# [Stored data]
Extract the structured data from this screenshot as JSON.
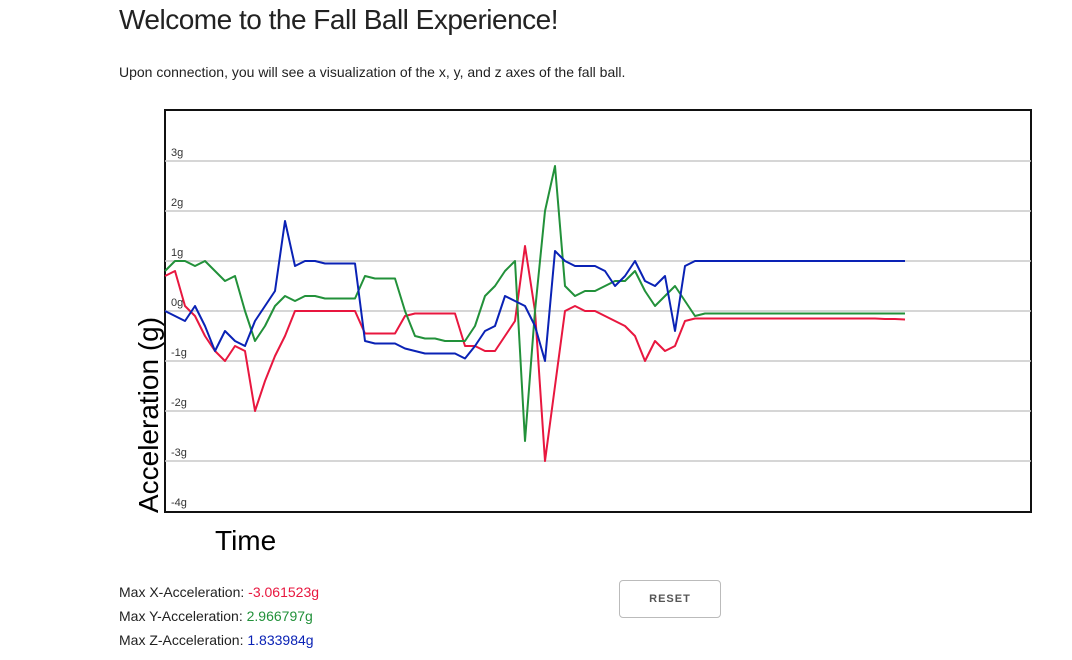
{
  "header": {
    "title": "Welcome to the Fall Ball Experience!",
    "subtitle": "Upon connection, you will see a visualization of the x, y, and z axes of the fall ball."
  },
  "chart_data": {
    "type": "line",
    "ylabel": "Acceleration (g)",
    "xlabel": "Time",
    "ylim": [
      -4,
      4
    ],
    "yticks": [
      {
        "value": 3,
        "label": "3g"
      },
      {
        "value": 2,
        "label": "2g"
      },
      {
        "value": 1,
        "label": "1g"
      },
      {
        "value": 0,
        "label": "0g"
      },
      {
        "value": -1,
        "label": "-1g"
      },
      {
        "value": -2,
        "label": "-2g"
      },
      {
        "value": -3,
        "label": "-3g"
      },
      {
        "value": -4,
        "label": "-4g"
      }
    ],
    "grid": true,
    "series": [
      {
        "color": "#e8173f",
        "values": [
          0.7,
          0.8,
          0.1,
          -0.1,
          -0.5,
          -0.8,
          -1.0,
          -0.7,
          -0.8,
          -2.0,
          -1.4,
          -0.9,
          -0.5,
          0.0,
          0.0,
          0.0,
          0.0,
          0.0,
          0.0,
          0.0,
          -0.45,
          -0.45,
          -0.45,
          -0.45,
          -0.1,
          -0.05,
          -0.05,
          -0.05,
          -0.05,
          -0.05,
          -0.7,
          -0.7,
          -0.8,
          -0.8,
          -0.5,
          -0.2,
          1.3,
          0.0,
          -3.0,
          -1.5,
          0.0,
          0.1,
          0.0,
          0.0,
          -0.1,
          -0.2,
          -0.3,
          -0.5,
          -1.0,
          -0.6,
          -0.8,
          -0.7,
          -0.2,
          -0.15,
          -0.15,
          -0.15,
          -0.15,
          -0.15,
          -0.15,
          -0.15,
          -0.15,
          -0.15,
          -0.15,
          -0.15,
          -0.15,
          -0.15,
          -0.15,
          -0.15,
          -0.15,
          -0.15,
          -0.15,
          -0.15,
          -0.16,
          -0.16,
          -0.17
        ]
      },
      {
        "color": "#22913a",
        "values": [
          0.8,
          1.0,
          1.0,
          0.9,
          1.0,
          0.8,
          0.6,
          0.7,
          0.0,
          -0.6,
          -0.3,
          0.1,
          0.3,
          0.2,
          0.3,
          0.3,
          0.25,
          0.25,
          0.25,
          0.25,
          0.7,
          0.65,
          0.65,
          0.65,
          0.0,
          -0.5,
          -0.55,
          -0.55,
          -0.6,
          -0.6,
          -0.6,
          -0.3,
          0.3,
          0.5,
          0.8,
          1.0,
          -2.6,
          0.0,
          2.0,
          2.9,
          0.5,
          0.3,
          0.4,
          0.4,
          0.5,
          0.6,
          0.6,
          0.8,
          0.4,
          0.1,
          0.3,
          0.5,
          0.2,
          -0.1,
          -0.05,
          -0.05,
          -0.05,
          -0.05,
          -0.05,
          -0.05,
          -0.05,
          -0.05,
          -0.05,
          -0.05,
          -0.05,
          -0.05,
          -0.05,
          -0.05,
          -0.05,
          -0.05,
          -0.05,
          -0.05,
          -0.05,
          -0.05,
          -0.05
        ]
      },
      {
        "color": "#0a22b5",
        "values": [
          0.0,
          -0.1,
          -0.2,
          0.1,
          -0.3,
          -0.8,
          -0.4,
          -0.6,
          -0.7,
          -0.2,
          0.1,
          0.4,
          1.8,
          0.9,
          1.0,
          1.0,
          0.95,
          0.95,
          0.95,
          0.95,
          -0.6,
          -0.65,
          -0.65,
          -0.65,
          -0.75,
          -0.8,
          -0.85,
          -0.85,
          -0.85,
          -0.85,
          -0.95,
          -0.7,
          -0.4,
          -0.3,
          0.3,
          0.2,
          0.1,
          -0.3,
          -1.0,
          1.2,
          1.0,
          0.9,
          0.9,
          0.9,
          0.8,
          0.5,
          0.7,
          1.0,
          0.6,
          0.5,
          0.7,
          -0.4,
          0.9,
          1.0,
          1.0,
          1.0,
          1.0,
          1.0,
          1.0,
          1.0,
          1.0,
          1.0,
          1.0,
          1.0,
          1.0,
          1.0,
          1.0,
          1.0,
          1.0,
          1.0,
          1.0,
          1.0,
          1.0,
          1.0,
          1.0
        ]
      }
    ]
  },
  "stats": [
    {
      "label": "Max X-Acceleration:",
      "value": "-3.061523g",
      "color": "#e8173f"
    },
    {
      "label": "Max Y-Acceleration:",
      "value": "2.966797g",
      "color": "#22913a"
    },
    {
      "label": "Max Z-Acceleration:",
      "value": "1.833984g",
      "color": "#0a22b5"
    }
  ],
  "button": {
    "label": "RESET"
  }
}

# [Set problem]
Keep the pictures out of the copy and return the rest of the data above exactly.

# [Answer below]
Extract the structured data from this screenshot as JSON.
{
  "header": {
    "title": "Welcome to the Fall Ball Experience!",
    "subtitle": "Upon connection, you will see a visualization of the x, y, and z axes of the fall ball."
  },
  "chart_data": {
    "type": "line",
    "ylabel": "Acceleration (g)",
    "xlabel": "Time",
    "ylim": [
      -4,
      4
    ],
    "yticks": [
      {
        "value": 3,
        "label": "3g"
      },
      {
        "value": 2,
        "label": "2g"
      },
      {
        "value": 1,
        "label": "1g"
      },
      {
        "value": 0,
        "label": "0g"
      },
      {
        "value": -1,
        "label": "-1g"
      },
      {
        "value": -2,
        "label": "-2g"
      },
      {
        "value": -3,
        "label": "-3g"
      },
      {
        "value": -4,
        "label": "-4g"
      }
    ],
    "grid": true,
    "series": [
      {
        "color": "#e8173f",
        "values": [
          0.7,
          0.8,
          0.1,
          -0.1,
          -0.5,
          -0.8,
          -1.0,
          -0.7,
          -0.8,
          -2.0,
          -1.4,
          -0.9,
          -0.5,
          0.0,
          0.0,
          0.0,
          0.0,
          0.0,
          0.0,
          0.0,
          -0.45,
          -0.45,
          -0.45,
          -0.45,
          -0.1,
          -0.05,
          -0.05,
          -0.05,
          -0.05,
          -0.05,
          -0.7,
          -0.7,
          -0.8,
          -0.8,
          -0.5,
          -0.2,
          1.3,
          0.0,
          -3.0,
          -1.5,
          0.0,
          0.1,
          0.0,
          0.0,
          -0.1,
          -0.2,
          -0.3,
          -0.5,
          -1.0,
          -0.6,
          -0.8,
          -0.7,
          -0.2,
          -0.15,
          -0.15,
          -0.15,
          -0.15,
          -0.15,
          -0.15,
          -0.15,
          -0.15,
          -0.15,
          -0.15,
          -0.15,
          -0.15,
          -0.15,
          -0.15,
          -0.15,
          -0.15,
          -0.15,
          -0.15,
          -0.15,
          -0.16,
          -0.16,
          -0.17
        ]
      },
      {
        "color": "#22913a",
        "values": [
          0.8,
          1.0,
          1.0,
          0.9,
          1.0,
          0.8,
          0.6,
          0.7,
          0.0,
          -0.6,
          -0.3,
          0.1,
          0.3,
          0.2,
          0.3,
          0.3,
          0.25,
          0.25,
          0.25,
          0.25,
          0.7,
          0.65,
          0.65,
          0.65,
          0.0,
          -0.5,
          -0.55,
          -0.55,
          -0.6,
          -0.6,
          -0.6,
          -0.3,
          0.3,
          0.5,
          0.8,
          1.0,
          -2.6,
          0.0,
          2.0,
          2.9,
          0.5,
          0.3,
          0.4,
          0.4,
          0.5,
          0.6,
          0.6,
          0.8,
          0.4,
          0.1,
          0.3,
          0.5,
          0.2,
          -0.1,
          -0.05,
          -0.05,
          -0.05,
          -0.05,
          -0.05,
          -0.05,
          -0.05,
          -0.05,
          -0.05,
          -0.05,
          -0.05,
          -0.05,
          -0.05,
          -0.05,
          -0.05,
          -0.05,
          -0.05,
          -0.05,
          -0.05,
          -0.05,
          -0.05
        ]
      },
      {
        "color": "#0a22b5",
        "values": [
          0.0,
          -0.1,
          -0.2,
          0.1,
          -0.3,
          -0.8,
          -0.4,
          -0.6,
          -0.7,
          -0.2,
          0.1,
          0.4,
          1.8,
          0.9,
          1.0,
          1.0,
          0.95,
          0.95,
          0.95,
          0.95,
          -0.6,
          -0.65,
          -0.65,
          -0.65,
          -0.75,
          -0.8,
          -0.85,
          -0.85,
          -0.85,
          -0.85,
          -0.95,
          -0.7,
          -0.4,
          -0.3,
          0.3,
          0.2,
          0.1,
          -0.3,
          -1.0,
          1.2,
          1.0,
          0.9,
          0.9,
          0.9,
          0.8,
          0.5,
          0.7,
          1.0,
          0.6,
          0.5,
          0.7,
          -0.4,
          0.9,
          1.0,
          1.0,
          1.0,
          1.0,
          1.0,
          1.0,
          1.0,
          1.0,
          1.0,
          1.0,
          1.0,
          1.0,
          1.0,
          1.0,
          1.0,
          1.0,
          1.0,
          1.0,
          1.0,
          1.0,
          1.0,
          1.0
        ]
      }
    ]
  },
  "stats": [
    {
      "label": "Max X-Acceleration:",
      "value": "-3.061523g",
      "color": "#e8173f"
    },
    {
      "label": "Max Y-Acceleration:",
      "value": "2.966797g",
      "color": "#22913a"
    },
    {
      "label": "Max Z-Acceleration:",
      "value": "1.833984g",
      "color": "#0a22b5"
    }
  ],
  "button": {
    "label": "RESET"
  }
}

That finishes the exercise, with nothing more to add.